====== Texte de la page

Lors de sa 135ème session qui se tiendra à Chișinău le 15 mai 2026, le Comité des Ministres doit adopter une déclaration politique sur la Convention européenne des droits de l’homme et les migrations. Il est important que toute mesure de suivi de cette déclaration protège les droits humains des personnes migrantes, demandeuses d’asile et réfugiées, ainsi que l’intégrité du système de la Convention.
La Convention européenne des droits de l’homme s’applique à toutes les personnes relevant de la juridiction de ses signataires, sans aucune discrimination, et la jurisprudence de la Cour européenne des droits de l’homme doit également être prise en compte et appliquée à tous·tes, sans effet discriminatoire à l’égard des personnes migrantes, demandeuses d’asile et réfugiées. Cela s’applique également dans les cas d’expulsion où l’article 3 de la Convention peut revêtir une importance capitale.
L’autonomie et l’indépendance de la Cour européenne des droits de l’homme doivent être pleinement respectées.
Les droits humains fondamentaux ne peuvent être subordonnés à des considérations d’opportunité politique, ni à des allégations d’opinion publique défavorable ou de manque de confiance dans le système de la Convention. Un tel raisonnement va à l’encontre des objectifs du Nouveau pacte démocratique. La résilience démocratique et la confiance du public doivent au contraire être renforcées par l’application cohérente et fondée sur des principes des droits humains et de l’État de droit, ainsi que par un leadership politique fondé sur les droits humains.
L’Assemblée parlementaire décide de suivre de près l’adoption et la mise en œuvre de la Déclaration, en accordant une attention particulière à la création éventuelle d’un comité intergouvernemental sur les migrations, à la jurisprudence actuelle de la Cour et à la situation en matière d’expulsions, de «pushbacks» et de politiques de migration externalisées.

============
====== Données sources

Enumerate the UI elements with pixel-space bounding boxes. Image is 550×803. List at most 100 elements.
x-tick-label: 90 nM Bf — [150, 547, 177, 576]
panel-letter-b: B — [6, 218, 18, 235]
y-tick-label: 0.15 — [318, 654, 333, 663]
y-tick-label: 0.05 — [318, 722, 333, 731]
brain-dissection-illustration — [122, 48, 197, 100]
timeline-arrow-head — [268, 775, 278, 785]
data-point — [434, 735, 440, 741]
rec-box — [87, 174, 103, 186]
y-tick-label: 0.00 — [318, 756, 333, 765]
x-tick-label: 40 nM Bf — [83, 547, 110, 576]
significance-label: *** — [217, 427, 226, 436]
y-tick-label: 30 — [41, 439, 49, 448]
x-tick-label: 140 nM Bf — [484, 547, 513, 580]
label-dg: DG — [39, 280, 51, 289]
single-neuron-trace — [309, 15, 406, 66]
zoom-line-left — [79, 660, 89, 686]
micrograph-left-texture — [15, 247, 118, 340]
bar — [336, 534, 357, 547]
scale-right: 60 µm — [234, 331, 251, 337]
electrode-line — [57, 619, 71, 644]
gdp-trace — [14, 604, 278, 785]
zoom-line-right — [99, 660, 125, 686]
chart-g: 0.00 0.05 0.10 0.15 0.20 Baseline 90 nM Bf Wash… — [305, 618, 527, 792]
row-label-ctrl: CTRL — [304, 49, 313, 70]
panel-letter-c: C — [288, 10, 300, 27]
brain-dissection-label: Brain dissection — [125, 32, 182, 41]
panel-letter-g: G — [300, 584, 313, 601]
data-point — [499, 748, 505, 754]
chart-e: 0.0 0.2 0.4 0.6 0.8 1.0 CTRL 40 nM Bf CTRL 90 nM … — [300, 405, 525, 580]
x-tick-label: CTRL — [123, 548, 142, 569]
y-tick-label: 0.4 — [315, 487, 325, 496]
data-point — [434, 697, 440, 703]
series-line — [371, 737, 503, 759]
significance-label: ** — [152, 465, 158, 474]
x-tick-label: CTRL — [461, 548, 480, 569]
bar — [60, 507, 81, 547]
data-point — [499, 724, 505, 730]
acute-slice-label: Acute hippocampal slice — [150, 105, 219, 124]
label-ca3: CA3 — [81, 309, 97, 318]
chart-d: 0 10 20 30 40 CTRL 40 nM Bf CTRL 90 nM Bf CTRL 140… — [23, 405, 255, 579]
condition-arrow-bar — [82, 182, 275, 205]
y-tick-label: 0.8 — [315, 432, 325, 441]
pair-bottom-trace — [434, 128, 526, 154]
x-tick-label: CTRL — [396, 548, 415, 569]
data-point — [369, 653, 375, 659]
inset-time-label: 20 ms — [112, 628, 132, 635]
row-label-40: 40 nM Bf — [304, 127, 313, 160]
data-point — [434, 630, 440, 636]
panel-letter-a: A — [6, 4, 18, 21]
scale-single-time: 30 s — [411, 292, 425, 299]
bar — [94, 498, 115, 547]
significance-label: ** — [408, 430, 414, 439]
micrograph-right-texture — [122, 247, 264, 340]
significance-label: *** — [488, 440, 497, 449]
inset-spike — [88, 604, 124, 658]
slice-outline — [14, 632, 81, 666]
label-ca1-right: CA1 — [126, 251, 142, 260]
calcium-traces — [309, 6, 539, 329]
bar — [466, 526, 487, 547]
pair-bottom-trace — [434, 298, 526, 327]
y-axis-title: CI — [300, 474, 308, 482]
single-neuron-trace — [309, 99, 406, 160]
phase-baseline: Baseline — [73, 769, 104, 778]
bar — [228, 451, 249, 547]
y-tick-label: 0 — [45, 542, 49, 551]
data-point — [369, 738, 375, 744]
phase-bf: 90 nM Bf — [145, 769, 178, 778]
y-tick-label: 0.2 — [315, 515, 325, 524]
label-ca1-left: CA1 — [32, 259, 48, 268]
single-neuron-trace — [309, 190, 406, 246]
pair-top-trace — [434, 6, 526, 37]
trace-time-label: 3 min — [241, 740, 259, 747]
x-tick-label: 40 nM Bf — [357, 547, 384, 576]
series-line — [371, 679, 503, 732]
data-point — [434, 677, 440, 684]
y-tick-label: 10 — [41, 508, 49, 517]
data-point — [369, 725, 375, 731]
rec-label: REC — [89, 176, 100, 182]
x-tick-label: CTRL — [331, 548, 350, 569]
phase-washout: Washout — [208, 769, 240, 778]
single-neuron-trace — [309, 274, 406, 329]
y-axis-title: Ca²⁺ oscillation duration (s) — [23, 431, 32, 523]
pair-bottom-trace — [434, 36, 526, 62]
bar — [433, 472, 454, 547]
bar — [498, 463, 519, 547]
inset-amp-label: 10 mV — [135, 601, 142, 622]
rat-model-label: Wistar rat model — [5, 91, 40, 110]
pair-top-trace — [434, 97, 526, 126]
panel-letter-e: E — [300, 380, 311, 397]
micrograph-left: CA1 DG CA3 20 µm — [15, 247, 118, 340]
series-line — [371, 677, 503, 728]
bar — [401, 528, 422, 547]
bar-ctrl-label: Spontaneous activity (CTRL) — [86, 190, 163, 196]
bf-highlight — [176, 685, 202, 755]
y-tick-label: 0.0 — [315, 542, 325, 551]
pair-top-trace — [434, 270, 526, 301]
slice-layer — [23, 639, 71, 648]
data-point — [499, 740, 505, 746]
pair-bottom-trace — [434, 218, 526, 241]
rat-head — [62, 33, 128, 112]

============

● Ordre de travail 1:
D'après le texte de la page, répondez aux questions suivantes :
(a) Où et à quelle date se tiendra la 135ème session du Comité des Ministres ?
(b) Quel article de la Convention peut revêtir une importance capitale dans les cas d'expulsion ?
(c) Les objectifs de quel pacte vont à l'encontre d'une subordination des droits humains fondamentaux à l'opportunité politique ?
● Ordre de travail 2:
Relevez tous les points auxquels l'Assemblée parlementaire entend accorder une attention particulière selon le texte de la page.

● Réponse à l'exercice 1:
(a) À Chișinău, le 15 mai 2026.
(b) L'article 3.
(c) Le Nouveau pacte démocratique.

● Réponse à l'exercice 2:
- La création éventuelle d'un comité intergouvernemental sur les migrations
- La jurisprudence actuelle de la Cour
- La situation en matière d'expulsions, de «pushbacks» et de politiques de migration externalisées